───── Texto de origen ─────

Intipuca, El Salvador. Las bandas de mariachis recorrieron las calles. Muchachas con vestidos de volantes lanzaban caramelos desde las carrozas de un desfile. Y grupos de niños chillaban con regocijo cuando esta comunidad en la cima de un cerro empezaba el más eterno de los rituales de las pequeñas ciudades latinas: la fiesta anual del santo patrono.
Pero las conversaciones entre los espectadores que se apostaban a lo largo de la ruta a través de Intipuca este mes también delataban el giro moderno de las celebraciones de este año.
"Realmente, ¿así que viajaste con United?", preguntó un hombre con una camisa de polo a rayas y pantalones kaki a otro. "¿Te dejan traer tanto equipaje como Delta?"

───── Ítems proporcionados ─────

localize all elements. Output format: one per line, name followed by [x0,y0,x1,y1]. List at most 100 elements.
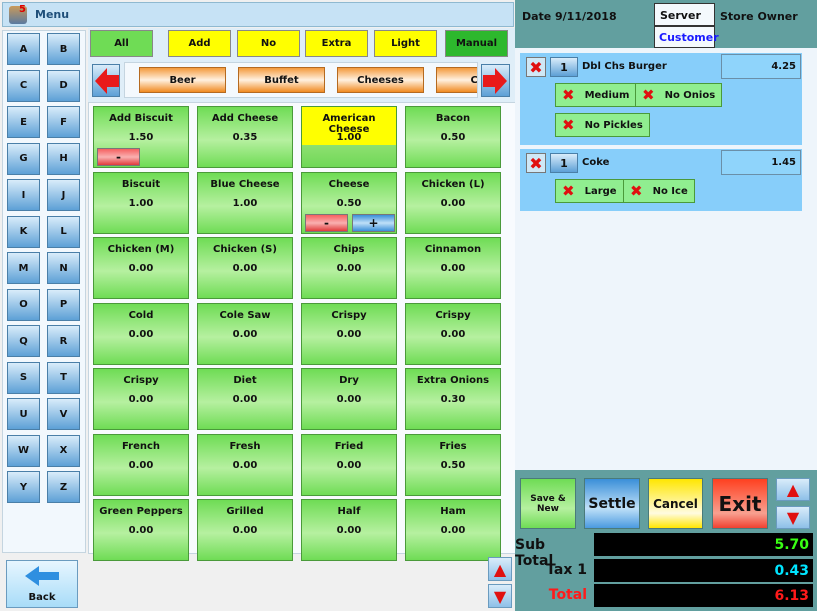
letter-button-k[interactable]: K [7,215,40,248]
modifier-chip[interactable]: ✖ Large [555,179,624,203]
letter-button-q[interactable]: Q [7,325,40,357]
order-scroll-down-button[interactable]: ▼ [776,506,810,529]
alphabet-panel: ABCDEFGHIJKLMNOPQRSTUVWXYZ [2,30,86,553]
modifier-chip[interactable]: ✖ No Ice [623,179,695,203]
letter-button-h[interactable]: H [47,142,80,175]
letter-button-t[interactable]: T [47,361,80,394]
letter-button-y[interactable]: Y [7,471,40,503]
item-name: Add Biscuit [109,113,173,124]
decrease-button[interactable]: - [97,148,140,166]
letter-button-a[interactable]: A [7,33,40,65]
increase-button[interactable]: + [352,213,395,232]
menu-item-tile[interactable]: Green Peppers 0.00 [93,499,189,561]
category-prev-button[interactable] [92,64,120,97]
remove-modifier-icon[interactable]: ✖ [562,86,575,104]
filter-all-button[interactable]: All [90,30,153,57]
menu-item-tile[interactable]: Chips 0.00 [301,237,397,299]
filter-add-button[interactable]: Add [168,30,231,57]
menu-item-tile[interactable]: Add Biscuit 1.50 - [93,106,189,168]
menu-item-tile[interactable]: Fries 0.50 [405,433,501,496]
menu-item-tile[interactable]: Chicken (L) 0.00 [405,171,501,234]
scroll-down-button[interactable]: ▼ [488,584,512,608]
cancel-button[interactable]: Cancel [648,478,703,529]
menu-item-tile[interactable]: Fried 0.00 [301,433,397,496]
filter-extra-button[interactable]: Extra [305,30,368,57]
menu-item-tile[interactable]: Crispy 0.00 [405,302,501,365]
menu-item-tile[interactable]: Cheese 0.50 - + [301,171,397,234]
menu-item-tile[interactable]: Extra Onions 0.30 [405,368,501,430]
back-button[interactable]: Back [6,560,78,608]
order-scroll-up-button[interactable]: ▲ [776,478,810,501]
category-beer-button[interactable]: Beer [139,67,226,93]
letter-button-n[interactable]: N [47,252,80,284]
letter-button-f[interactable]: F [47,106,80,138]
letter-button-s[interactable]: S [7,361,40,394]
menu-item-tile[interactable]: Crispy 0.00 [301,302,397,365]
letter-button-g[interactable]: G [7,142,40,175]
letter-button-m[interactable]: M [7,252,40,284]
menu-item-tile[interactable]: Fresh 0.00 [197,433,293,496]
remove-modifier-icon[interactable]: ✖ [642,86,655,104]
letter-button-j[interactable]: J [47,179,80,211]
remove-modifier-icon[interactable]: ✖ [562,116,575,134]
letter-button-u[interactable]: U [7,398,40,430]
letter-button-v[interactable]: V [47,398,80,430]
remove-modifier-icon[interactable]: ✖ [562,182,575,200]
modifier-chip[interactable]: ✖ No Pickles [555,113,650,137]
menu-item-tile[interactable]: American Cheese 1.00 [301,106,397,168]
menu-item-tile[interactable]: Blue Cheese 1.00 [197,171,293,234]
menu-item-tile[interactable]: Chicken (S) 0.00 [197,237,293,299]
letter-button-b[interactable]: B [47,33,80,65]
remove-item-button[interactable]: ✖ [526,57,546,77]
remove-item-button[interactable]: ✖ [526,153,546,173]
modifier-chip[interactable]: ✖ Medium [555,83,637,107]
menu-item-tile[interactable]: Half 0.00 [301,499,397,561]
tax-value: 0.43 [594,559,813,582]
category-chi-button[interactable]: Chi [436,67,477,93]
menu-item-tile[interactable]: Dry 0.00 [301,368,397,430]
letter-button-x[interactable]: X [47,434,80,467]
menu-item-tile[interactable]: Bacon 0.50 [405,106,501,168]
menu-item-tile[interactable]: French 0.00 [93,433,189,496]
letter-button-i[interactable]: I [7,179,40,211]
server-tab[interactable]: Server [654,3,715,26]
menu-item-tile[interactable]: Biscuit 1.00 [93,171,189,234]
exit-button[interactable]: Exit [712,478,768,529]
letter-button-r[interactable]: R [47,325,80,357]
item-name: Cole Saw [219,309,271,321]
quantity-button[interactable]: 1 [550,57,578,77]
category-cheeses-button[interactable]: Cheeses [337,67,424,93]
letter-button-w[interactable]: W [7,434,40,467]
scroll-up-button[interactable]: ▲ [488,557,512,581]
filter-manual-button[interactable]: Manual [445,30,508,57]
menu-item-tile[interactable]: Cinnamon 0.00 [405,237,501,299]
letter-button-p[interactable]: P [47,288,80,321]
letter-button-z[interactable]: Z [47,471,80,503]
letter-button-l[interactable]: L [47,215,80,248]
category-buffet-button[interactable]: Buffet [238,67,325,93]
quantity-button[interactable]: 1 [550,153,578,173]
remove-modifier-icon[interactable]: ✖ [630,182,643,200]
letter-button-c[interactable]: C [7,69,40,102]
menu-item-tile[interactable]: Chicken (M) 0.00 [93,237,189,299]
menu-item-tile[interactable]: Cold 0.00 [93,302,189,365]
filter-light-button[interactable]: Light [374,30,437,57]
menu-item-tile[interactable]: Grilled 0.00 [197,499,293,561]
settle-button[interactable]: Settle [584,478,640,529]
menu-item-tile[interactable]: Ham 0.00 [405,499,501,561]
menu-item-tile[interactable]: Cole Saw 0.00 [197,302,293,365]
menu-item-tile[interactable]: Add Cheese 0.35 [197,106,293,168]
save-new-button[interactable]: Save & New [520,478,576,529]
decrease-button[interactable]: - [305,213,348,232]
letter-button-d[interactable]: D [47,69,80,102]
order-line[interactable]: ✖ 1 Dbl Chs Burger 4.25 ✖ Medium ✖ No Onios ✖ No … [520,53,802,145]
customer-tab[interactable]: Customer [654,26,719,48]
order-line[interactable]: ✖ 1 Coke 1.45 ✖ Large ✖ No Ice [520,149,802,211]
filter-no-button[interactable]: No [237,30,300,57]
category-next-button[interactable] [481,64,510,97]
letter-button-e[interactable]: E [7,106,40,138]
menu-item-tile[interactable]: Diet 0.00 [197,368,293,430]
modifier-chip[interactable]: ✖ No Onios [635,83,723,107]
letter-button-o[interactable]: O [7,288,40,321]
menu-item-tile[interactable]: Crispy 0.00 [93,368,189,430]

─────

**Detalles del ejercicio**
Transcribe sin cambios el pasaje del texto sobre la fiesta de Intipuca que comienza con "Intipuca, El Salvador." y continúa hasta "del santo patrono.". Los ítems son un material aparte del texto.

**Resultado**
Intipuca, El Salvador. Las bandas de mariachis recorrieron las calles. Muchachas con vestidos de volantes lanzaban caramelos desde las carrozas de un desfile. Y grupos de niños chillaban con regocijo cuando esta comunidad en la cima de un cerro empezaba el más eterno de los rituales de las pequeñas ciudades latinas: la fiesta anual del santo patrono.